--- Exercise prompt ---
Omit the pictures, then reproduce every remaining record exactly.

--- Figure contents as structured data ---

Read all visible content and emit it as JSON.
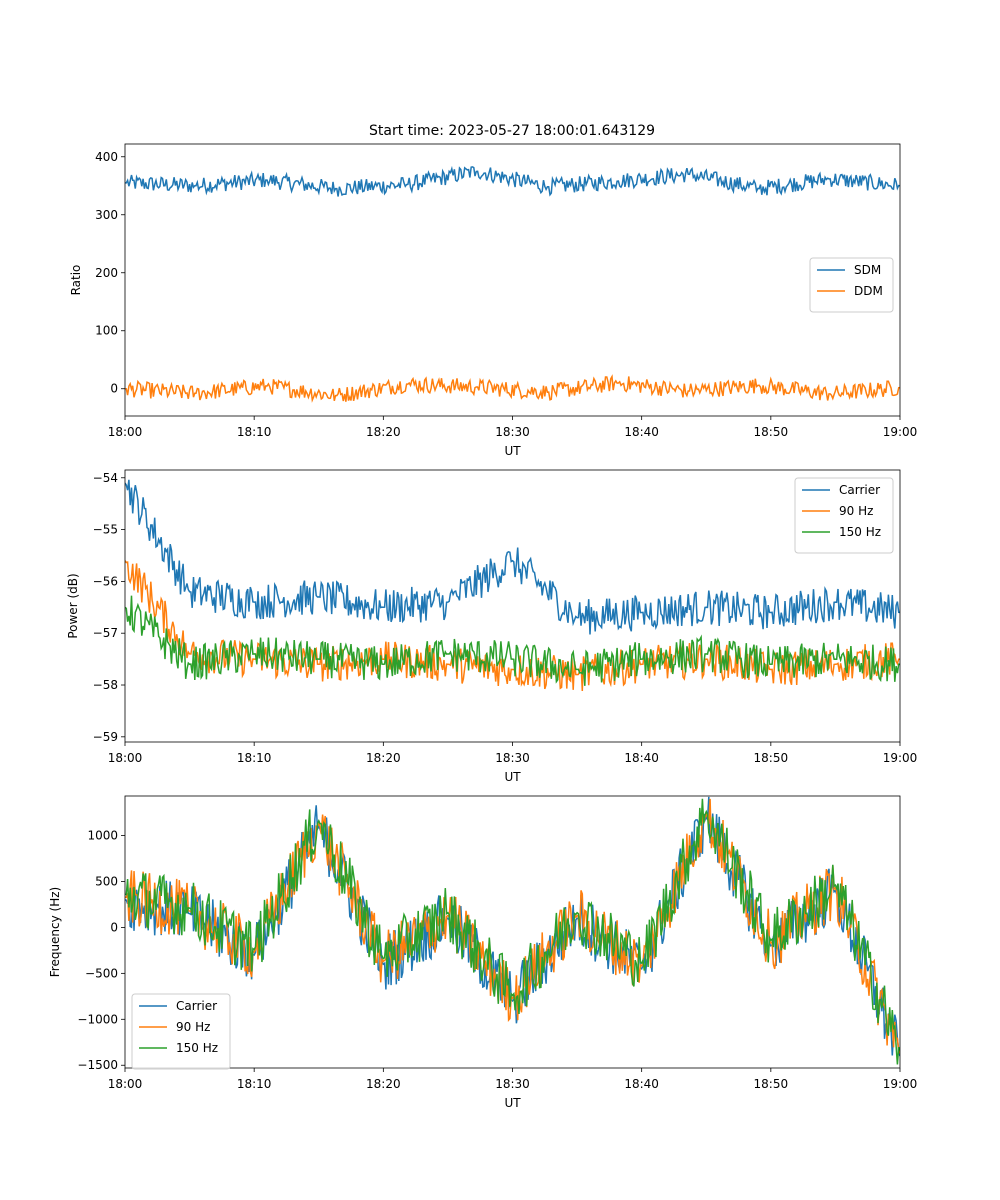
{
  "figure": {
    "title": "Start time: 2023-05-27 18:00:01.643129"
  },
  "chart_data": [
    {
      "type": "line",
      "title": "Start time: 2023-05-27 18:00:01.643129",
      "xlabel": "UT",
      "ylabel": "Ratio",
      "xlim": [
        "18:00",
        "19:00"
      ],
      "xticks": [
        "18:00",
        "18:10",
        "18:20",
        "18:30",
        "18:40",
        "18:50",
        "19:00"
      ],
      "ylim": [
        -47,
        422
      ],
      "yticks": [
        0,
        100,
        200,
        300,
        400
      ],
      "legend": "center-right",
      "grid": false,
      "x_minutes_step": 5,
      "series": [
        {
          "name": "SDM",
          "color": "#1f77b4",
          "values": [
            355,
            350,
            360,
            345,
            352,
            375,
            348,
            358,
            370,
            345,
            362,
            350
          ]
        },
        {
          "name": "DDM",
          "color": "#ff7f0e",
          "values": [
            0,
            -8,
            5,
            -12,
            8,
            3,
            -6,
            10,
            -4,
            6,
            -9,
            2
          ]
        }
      ]
    },
    {
      "type": "line",
      "xlabel": "UT",
      "ylabel": "Power (dB)",
      "xlim": [
        "18:00",
        "19:00"
      ],
      "xticks": [
        "18:00",
        "18:10",
        "18:20",
        "18:30",
        "18:40",
        "18:50",
        "19:00"
      ],
      "ylim": [
        -59.1,
        -53.85
      ],
      "yticks": [
        -59,
        -58,
        -57,
        -56,
        -55,
        -54
      ],
      "legend": "upper right",
      "grid": false,
      "x_minutes_step": 5,
      "series": [
        {
          "name": "Carrier",
          "color": "#1f77b4",
          "values": [
            -54.1,
            -56.2,
            -56.4,
            -56.3,
            -56.5,
            -56.4,
            -55.6,
            -56.7,
            -56.6,
            -56.5,
            -56.6,
            -56.4,
            -56.6
          ]
        },
        {
          "name": "90 Hz",
          "color": "#ff7f0e",
          "values": [
            -55.6,
            -57.4,
            -57.5,
            -57.6,
            -57.5,
            -57.6,
            -57.7,
            -57.8,
            -57.6,
            -57.5,
            -57.7,
            -57.6,
            -57.5
          ]
        },
        {
          "name": "150 Hz",
          "color": "#2ca02c",
          "values": [
            -56.5,
            -57.6,
            -57.4,
            -57.5,
            -57.6,
            -57.4,
            -57.5,
            -57.7,
            -57.5,
            -57.4,
            -57.6,
            -57.5,
            -57.6
          ]
        }
      ]
    },
    {
      "type": "line",
      "xlabel": "UT",
      "ylabel": "Frequency (Hz)",
      "xlim": [
        "18:00",
        "19:00"
      ],
      "xticks": [
        "18:00",
        "18:10",
        "18:20",
        "18:30",
        "18:40",
        "18:50",
        "19:00"
      ],
      "ylim": [
        -1530,
        1430
      ],
      "yticks": [
        -1500,
        -1000,
        -500,
        0,
        500,
        1000
      ],
      "legend": "lower left",
      "grid": false,
      "x_minutes_step": 5,
      "series": [
        {
          "name": "Carrier",
          "color": "#1f77b4",
          "values": [
            300,
            150,
            -300,
            1100,
            -400,
            100,
            -800,
            100,
            -450,
            1200,
            -200,
            400,
            -1400
          ]
        },
        {
          "name": "90 Hz",
          "color": "#ff7f0e",
          "values": [
            330,
            180,
            -270,
            1130,
            -370,
            130,
            -770,
            130,
            -420,
            1230,
            -170,
            430,
            -1370
          ]
        },
        {
          "name": "150 Hz",
          "color": "#2ca02c",
          "values": [
            360,
            210,
            -240,
            1160,
            -340,
            160,
            -740,
            160,
            -390,
            1260,
            -140,
            460,
            -1340
          ]
        }
      ]
    }
  ]
}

--- Answer below ---
Read all visible content and emit it as JSON.
{
  "figure": {
    "title": "Start time: 2023-05-27 18:00:01.643129"
  },
  "chart_data": [
    {
      "type": "line",
      "title": "Start time: 2023-05-27 18:00:01.643129",
      "xlabel": "UT",
      "ylabel": "Ratio",
      "xlim": [
        "18:00",
        "19:00"
      ],
      "xticks": [
        "18:00",
        "18:10",
        "18:20",
        "18:30",
        "18:40",
        "18:50",
        "19:00"
      ],
      "ylim": [
        -47,
        422
      ],
      "yticks": [
        0,
        100,
        200,
        300,
        400
      ],
      "legend": "center-right",
      "grid": false,
      "x_minutes_step": 5,
      "series": [
        {
          "name": "SDM",
          "color": "#1f77b4",
          "values": [
            355,
            350,
            360,
            345,
            352,
            375,
            348,
            358,
            370,
            345,
            362,
            350
          ]
        },
        {
          "name": "DDM",
          "color": "#ff7f0e",
          "values": [
            0,
            -8,
            5,
            -12,
            8,
            3,
            -6,
            10,
            -4,
            6,
            -9,
            2
          ]
        }
      ]
    },
    {
      "type": "line",
      "xlabel": "UT",
      "ylabel": "Power (dB)",
      "xlim": [
        "18:00",
        "19:00"
      ],
      "xticks": [
        "18:00",
        "18:10",
        "18:20",
        "18:30",
        "18:40",
        "18:50",
        "19:00"
      ],
      "ylim": [
        -59.1,
        -53.85
      ],
      "yticks": [
        -59,
        -58,
        -57,
        -56,
        -55,
        -54
      ],
      "legend": "upper right",
      "grid": false,
      "x_minutes_step": 5,
      "series": [
        {
          "name": "Carrier",
          "color": "#1f77b4",
          "values": [
            -54.1,
            -56.2,
            -56.4,
            -56.3,
            -56.5,
            -56.4,
            -55.6,
            -56.7,
            -56.6,
            -56.5,
            -56.6,
            -56.4,
            -56.6
          ]
        },
        {
          "name": "90 Hz",
          "color": "#ff7f0e",
          "values": [
            -55.6,
            -57.4,
            -57.5,
            -57.6,
            -57.5,
            -57.6,
            -57.7,
            -57.8,
            -57.6,
            -57.5,
            -57.7,
            -57.6,
            -57.5
          ]
        },
        {
          "name": "150 Hz",
          "color": "#2ca02c",
          "values": [
            -56.5,
            -57.6,
            -57.4,
            -57.5,
            -57.6,
            -57.4,
            -57.5,
            -57.7,
            -57.5,
            -57.4,
            -57.6,
            -57.5,
            -57.6
          ]
        }
      ]
    },
    {
      "type": "line",
      "xlabel": "UT",
      "ylabel": "Frequency (Hz)",
      "xlim": [
        "18:00",
        "19:00"
      ],
      "xticks": [
        "18:00",
        "18:10",
        "18:20",
        "18:30",
        "18:40",
        "18:50",
        "19:00"
      ],
      "ylim": [
        -1530,
        1430
      ],
      "yticks": [
        -1500,
        -1000,
        -500,
        0,
        500,
        1000
      ],
      "legend": "lower left",
      "grid": false,
      "x_minutes_step": 5,
      "series": [
        {
          "name": "Carrier",
          "color": "#1f77b4",
          "values": [
            300,
            150,
            -300,
            1100,
            -400,
            100,
            -800,
            100,
            -450,
            1200,
            -200,
            400,
            -1400
          ]
        },
        {
          "name": "90 Hz",
          "color": "#ff7f0e",
          "values": [
            330,
            180,
            -270,
            1130,
            -370,
            130,
            -770,
            130,
            -420,
            1230,
            -170,
            430,
            -1370
          ]
        },
        {
          "name": "150 Hz",
          "color": "#2ca02c",
          "values": [
            360,
            210,
            -240,
            1160,
            -340,
            160,
            -740,
            160,
            -390,
            1260,
            -140,
            460,
            -1340
          ]
        }
      ]
    }
  ]
}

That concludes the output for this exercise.